• [TASK DESCRIPTION] Render every entry exactly as it appears.

===

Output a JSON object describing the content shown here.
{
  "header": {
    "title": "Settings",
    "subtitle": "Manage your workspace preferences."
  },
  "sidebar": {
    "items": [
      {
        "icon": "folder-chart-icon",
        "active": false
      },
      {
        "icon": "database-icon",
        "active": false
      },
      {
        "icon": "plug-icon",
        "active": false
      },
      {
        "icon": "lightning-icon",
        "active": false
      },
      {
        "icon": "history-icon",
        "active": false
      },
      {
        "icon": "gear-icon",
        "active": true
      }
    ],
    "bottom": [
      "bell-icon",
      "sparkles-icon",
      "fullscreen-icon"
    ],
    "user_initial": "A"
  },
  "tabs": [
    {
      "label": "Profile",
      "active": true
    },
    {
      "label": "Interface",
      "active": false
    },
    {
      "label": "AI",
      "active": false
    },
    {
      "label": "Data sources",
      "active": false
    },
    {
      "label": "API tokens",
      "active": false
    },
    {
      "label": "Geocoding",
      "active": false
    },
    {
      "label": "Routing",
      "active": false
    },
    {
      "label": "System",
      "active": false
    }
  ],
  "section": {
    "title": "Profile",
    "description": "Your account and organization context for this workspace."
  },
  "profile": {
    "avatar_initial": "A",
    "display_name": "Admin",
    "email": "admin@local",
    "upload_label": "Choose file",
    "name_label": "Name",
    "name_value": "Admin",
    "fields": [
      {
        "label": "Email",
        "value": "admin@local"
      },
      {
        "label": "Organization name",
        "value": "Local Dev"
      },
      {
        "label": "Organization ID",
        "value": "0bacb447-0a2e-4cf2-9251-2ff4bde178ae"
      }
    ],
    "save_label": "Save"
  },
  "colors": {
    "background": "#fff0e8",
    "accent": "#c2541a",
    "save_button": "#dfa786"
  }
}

===

• [ANSWER FOR THE TASK]
Output a JSON object describing the content shown here.
{
  "header": {
    "title": "Settings",
    "subtitle": "Manage your workspace preferences."
  },
  "sidebar": {
    "items": [
      {
        "icon": "folder-chart-icon",
        "active": false
      },
      {
        "icon": "database-icon",
        "active": false
      },
      {
        "icon": "plug-icon",
        "active": false
      },
      {
        "icon": "lightning-icon",
        "active": false
      },
      {
        "icon": "history-icon",
        "active": false
      },
      {
        "icon": "gear-icon",
        "active": true
      }
    ],
    "bottom": [
      "bell-icon",
      "sparkles-icon",
      "fullscreen-icon"
    ],
    "user_initial": "A"
  },
  "tabs": [
    {
      "label": "Profile",
      "active": true
    },
    {
      "label": "Interface",
      "active": false
    },
    {
      "label": "AI",
      "active": false
    },
    {
      "label": "Data sources",
      "active": false
    },
    {
      "label": "API tokens",
      "active": false
    },
    {
      "label": "Geocoding",
      "active": false
    },
    {
      "label": "Routing",
      "active": false
    },
    {
      "label": "System",
      "active": false
    }
  ],
  "section": {
    "title": "Profile",
    "description": "Your account and organization context for this workspace."
  },
  "profile": {
    "avatar_initial": "A",
    "display_name": "Admin",
    "email": "admin@local",
    "upload_label": "Choose file",
    "name_label": "Name",
    "name_value": "Admin",
    "fields": [
      {
        "label": "Email",
        "value": "admin@local"
      },
      {
        "label": "Organization name",
        "value": "Local Dev"
      },
      {
        "label": "Organization ID",
        "value": "0bacb447-0a2e-4cf2-9251-2ff4bde178ae"
      }
    ],
    "save_label": "Save"
  },
  "colors": {
    "background": "#fff0e8",
    "accent": "#c2541a",
    "save_button": "#dfa786"
  }
}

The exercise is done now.